[start of Records provided]

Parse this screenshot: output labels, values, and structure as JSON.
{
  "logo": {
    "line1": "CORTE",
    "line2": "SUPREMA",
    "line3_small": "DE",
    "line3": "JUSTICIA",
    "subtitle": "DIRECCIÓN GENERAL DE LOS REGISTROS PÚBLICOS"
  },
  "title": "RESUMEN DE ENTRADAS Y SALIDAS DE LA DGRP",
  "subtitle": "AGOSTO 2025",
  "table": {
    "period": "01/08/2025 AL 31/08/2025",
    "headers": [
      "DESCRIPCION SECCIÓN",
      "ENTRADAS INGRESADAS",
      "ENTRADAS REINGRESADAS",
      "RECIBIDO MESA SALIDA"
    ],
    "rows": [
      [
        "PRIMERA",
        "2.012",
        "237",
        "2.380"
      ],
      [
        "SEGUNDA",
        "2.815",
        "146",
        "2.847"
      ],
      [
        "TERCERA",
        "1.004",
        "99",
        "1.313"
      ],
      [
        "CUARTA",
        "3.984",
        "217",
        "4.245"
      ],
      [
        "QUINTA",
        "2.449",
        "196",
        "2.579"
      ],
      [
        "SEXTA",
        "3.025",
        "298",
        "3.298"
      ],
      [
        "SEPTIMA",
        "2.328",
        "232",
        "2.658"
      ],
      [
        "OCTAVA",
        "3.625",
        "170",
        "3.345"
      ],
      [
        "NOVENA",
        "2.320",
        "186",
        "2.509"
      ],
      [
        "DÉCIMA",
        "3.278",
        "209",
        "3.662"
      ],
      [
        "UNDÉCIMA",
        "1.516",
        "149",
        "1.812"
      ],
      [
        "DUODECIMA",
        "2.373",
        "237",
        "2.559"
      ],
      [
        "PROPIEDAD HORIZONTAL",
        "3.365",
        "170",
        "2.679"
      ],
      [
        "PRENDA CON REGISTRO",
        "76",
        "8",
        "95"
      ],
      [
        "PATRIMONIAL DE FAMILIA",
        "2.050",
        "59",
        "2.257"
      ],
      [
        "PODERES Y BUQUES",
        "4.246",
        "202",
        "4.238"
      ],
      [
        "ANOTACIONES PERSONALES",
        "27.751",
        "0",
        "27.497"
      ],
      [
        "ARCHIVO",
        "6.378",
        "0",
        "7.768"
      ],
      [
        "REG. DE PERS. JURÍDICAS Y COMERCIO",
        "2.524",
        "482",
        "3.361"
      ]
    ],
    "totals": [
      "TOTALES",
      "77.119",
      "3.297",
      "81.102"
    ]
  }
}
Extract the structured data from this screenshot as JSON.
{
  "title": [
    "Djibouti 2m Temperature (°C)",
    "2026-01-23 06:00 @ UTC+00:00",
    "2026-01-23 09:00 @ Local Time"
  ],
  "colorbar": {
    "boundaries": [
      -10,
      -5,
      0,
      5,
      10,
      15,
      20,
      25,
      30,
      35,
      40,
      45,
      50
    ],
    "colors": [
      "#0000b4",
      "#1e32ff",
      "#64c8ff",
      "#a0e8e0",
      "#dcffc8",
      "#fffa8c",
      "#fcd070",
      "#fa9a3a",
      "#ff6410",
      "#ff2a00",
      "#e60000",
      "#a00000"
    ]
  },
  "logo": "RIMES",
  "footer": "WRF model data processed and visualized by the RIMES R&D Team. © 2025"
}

[end of Records provided]

§ **Required task**: Output the entries verbatim.

§ **Result of the task**:
Parse this screenshot: output labels, values, and structure as JSON.
{
  "logo": {
    "line1": "CORTE",
    "line2": "SUPREMA",
    "line3_small": "DE",
    "line3": "JUSTICIA",
    "subtitle": "DIRECCIÓN GENERAL DE LOS REGISTROS PÚBLICOS"
  },
  "title": "RESUMEN DE ENTRADAS Y SALIDAS DE LA DGRP",
  "subtitle": "AGOSTO 2025",
  "table": {
    "period": "01/08/2025 AL 31/08/2025",
    "headers": [
      "DESCRIPCION SECCIÓN",
      "ENTRADAS INGRESADAS",
      "ENTRADAS REINGRESADAS",
      "RECIBIDO MESA SALIDA"
    ],
    "rows": [
      [
        "PRIMERA",
        "2.012",
        "237",
        "2.380"
      ],
      [
        "SEGUNDA",
        "2.815",
        "146",
        "2.847"
      ],
      [
        "TERCERA",
        "1.004",
        "99",
        "1.313"
      ],
      [
        "CUARTA",
        "3.984",
        "217",
        "4.245"
      ],
      [
        "QUINTA",
        "2.449",
        "196",
        "2.579"
      ],
      [
        "SEXTA",
        "3.025",
        "298",
        "3.298"
      ],
      [
        "SEPTIMA",
        "2.328",
        "232",
        "2.658"
      ],
      [
        "OCTAVA",
        "3.625",
        "170",
        "3.345"
      ],
      [
        "NOVENA",
        "2.320",
        "186",
        "2.509"
      ],
      [
        "DÉCIMA",
        "3.278",
        "209",
        "3.662"
      ],
      [
        "UNDÉCIMA",
        "1.516",
        "149",
        "1.812"
      ],
      [
        "DUODECIMA",
        "2.373",
        "237",
        "2.559"
      ],
      [
        "PROPIEDAD HORIZONTAL",
        "3.365",
        "170",
        "2.679"
      ],
      [
        "PRENDA CON REGISTRO",
        "76",
        "8",
        "95"
      ],
      [
        "PATRIMONIAL DE FAMILIA",
        "2.050",
        "59",
        "2.257"
      ],
      [
        "PODERES Y BUQUES",
        "4.246",
        "202",
        "4.238"
      ],
      [
        "ANOTACIONES PERSONALES",
        "27.751",
        "0",
        "27.497"
      ],
      [
        "ARCHIVO",
        "6.378",
        "0",
        "7.768"
      ],
      [
        "REG. DE PERS. JURÍDICAS Y COMERCIO",
        "2.524",
        "482",
        "3.361"
      ]
    ],
    "totals": [
      "TOTALES",
      "77.119",
      "3.297",
      "81.102"
    ]
  }
}
Extract the structured data from this screenshot as JSON.
{
  "title": [
    "Djibouti 2m Temperature (°C)",
    "2026-01-23 06:00 @ UTC+00:00",
    "2026-01-23 09:00 @ Local Time"
  ],
  "colorbar": {
    "boundaries": [
      -10,
      -5,
      0,
      5,
      10,
      15,
      20,
      25,
      30,
      35,
      40,
      45,
      50
    ],
    "colors": [
      "#0000b4",
      "#1e32ff",
      "#64c8ff",
      "#a0e8e0",
      "#dcffc8",
      "#fffa8c",
      "#fcd070",
      "#fa9a3a",
      "#ff6410",
      "#ff2a00",
      "#e60000",
      "#a00000"
    ]
  },
  "logo": "RIMES",
  "footer": "WRF model data processed and visualized by the RIMES R&D Team. © 2025"
}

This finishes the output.